Ghost.org is a newly launched blogging platform, initiated by John O’Nolan, and then developed together with Hannah Wolfe. Ghost started out as a Kickstarter project that successfully raised funding of over $300,000. Many popular brands in tech and blogging fields such WooThemes, and Envato backed the project.
The idea behind Ghost is to make the blogging experience easy and beautiful, and unlike WordPress that has evolved as a CMS for creating any kind of website, Ghost is aimed to be a blogging platform, nothing else.
In this post, we are going to walk you through installing Ghost locally on your computer.
Recommended Reading: A Look Into: Anchor CMS Blogging Platform
We need Node.js version
0.10.* (the current stable release) to be able to run Ghost. Node.js installation package is available for Windows, Mac, and Linux. Download it here, and install it.

#### About this exercise:
Extend the article on installing the Ghost blogging platform, picking up after its last sentence about downloading and installing Node.js. The lines that follow are separate material, unrelated to the Ghost article.

Stored data entries:
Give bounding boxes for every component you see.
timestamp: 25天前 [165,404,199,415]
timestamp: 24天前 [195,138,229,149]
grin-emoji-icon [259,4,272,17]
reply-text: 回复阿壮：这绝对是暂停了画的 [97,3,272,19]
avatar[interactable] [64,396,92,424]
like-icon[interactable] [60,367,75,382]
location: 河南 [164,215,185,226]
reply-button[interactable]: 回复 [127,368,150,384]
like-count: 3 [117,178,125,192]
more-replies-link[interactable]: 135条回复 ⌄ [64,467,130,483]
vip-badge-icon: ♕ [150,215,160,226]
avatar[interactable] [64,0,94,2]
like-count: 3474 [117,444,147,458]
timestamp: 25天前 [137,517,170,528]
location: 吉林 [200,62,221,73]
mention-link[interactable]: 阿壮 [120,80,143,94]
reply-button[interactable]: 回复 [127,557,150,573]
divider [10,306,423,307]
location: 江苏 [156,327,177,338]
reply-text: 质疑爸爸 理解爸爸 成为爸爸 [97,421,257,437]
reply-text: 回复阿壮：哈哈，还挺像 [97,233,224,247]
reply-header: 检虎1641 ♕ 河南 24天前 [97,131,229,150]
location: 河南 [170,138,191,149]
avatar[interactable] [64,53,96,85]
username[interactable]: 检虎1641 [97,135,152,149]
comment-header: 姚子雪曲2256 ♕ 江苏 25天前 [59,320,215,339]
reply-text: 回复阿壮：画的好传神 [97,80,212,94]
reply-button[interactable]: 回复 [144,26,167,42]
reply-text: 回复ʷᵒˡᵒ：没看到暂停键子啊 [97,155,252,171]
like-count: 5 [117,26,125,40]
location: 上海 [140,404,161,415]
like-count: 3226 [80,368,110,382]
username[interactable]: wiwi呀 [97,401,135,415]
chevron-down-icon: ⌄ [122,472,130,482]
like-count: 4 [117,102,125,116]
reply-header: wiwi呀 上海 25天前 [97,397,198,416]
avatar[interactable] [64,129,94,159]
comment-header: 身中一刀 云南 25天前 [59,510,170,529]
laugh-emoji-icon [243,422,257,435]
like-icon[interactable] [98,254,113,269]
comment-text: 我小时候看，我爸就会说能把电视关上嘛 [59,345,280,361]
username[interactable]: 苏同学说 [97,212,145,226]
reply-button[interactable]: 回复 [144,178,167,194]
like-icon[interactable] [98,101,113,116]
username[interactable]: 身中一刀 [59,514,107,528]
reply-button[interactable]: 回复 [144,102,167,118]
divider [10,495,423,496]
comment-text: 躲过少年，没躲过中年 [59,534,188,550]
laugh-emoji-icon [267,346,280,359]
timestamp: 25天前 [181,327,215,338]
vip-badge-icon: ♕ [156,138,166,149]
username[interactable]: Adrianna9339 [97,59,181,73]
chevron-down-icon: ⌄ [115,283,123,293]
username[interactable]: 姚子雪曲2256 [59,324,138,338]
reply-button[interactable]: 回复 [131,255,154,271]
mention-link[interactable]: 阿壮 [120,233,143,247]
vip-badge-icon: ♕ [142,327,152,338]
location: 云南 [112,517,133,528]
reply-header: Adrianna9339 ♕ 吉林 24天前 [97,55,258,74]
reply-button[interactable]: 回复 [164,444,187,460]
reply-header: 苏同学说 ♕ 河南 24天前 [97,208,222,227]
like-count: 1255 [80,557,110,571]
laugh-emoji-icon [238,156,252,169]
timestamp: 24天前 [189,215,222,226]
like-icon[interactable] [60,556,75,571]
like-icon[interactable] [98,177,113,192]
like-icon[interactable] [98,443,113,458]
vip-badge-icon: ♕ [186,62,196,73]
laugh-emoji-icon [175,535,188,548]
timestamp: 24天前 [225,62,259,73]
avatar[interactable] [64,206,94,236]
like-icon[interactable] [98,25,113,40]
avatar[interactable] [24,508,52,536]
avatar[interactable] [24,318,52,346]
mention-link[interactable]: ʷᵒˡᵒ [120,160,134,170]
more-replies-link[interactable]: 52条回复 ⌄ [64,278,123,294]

#### Written reply:
If you have installed Node.js before, verify the version with this command in the Terminal:
node -v. At the time of the writing, my Node.js installation was outdated, so I need to update it first.
Thanks to a tip by Simon Holmes, updating Node.js is so easy. We run the following set of command lines, then wait for a while for the installation process to complete.
sudo npm cache clean -f sudo npm install -g n sudo n stable
Let’s verify the version once again.
As you can see above, Node.js 0.10.21 has been installed, and we are all set to install Ghost.
We will be using command line and Terminal to install Ghost. Ghost does not come with a step-by-step installation guide like in WordPress or other blogging platforms/CMS that you might have come across. So it might not tougher on those who rarely work with Terminal and command line.
Open Terminal and navigate to the Ghost folder that you have just extracted, for example:
cd ~/your/path/to/ghost/folder. And run these two commands:
npm install --production npm start
Your Ghost blog should now run.
You can access your Ghost blog in
127.0.0.1:2368 URL within the browser.
Ghost Back-end Admin
127.0.0.1:2368/ghost. For the initiation, input your name, email, and password. Once that is done, you will be redirected to the back-end administration, where you can write, edit, and publish post. The layout is minimal yet refreshing.
Hit the + New Post button to start creating a new post.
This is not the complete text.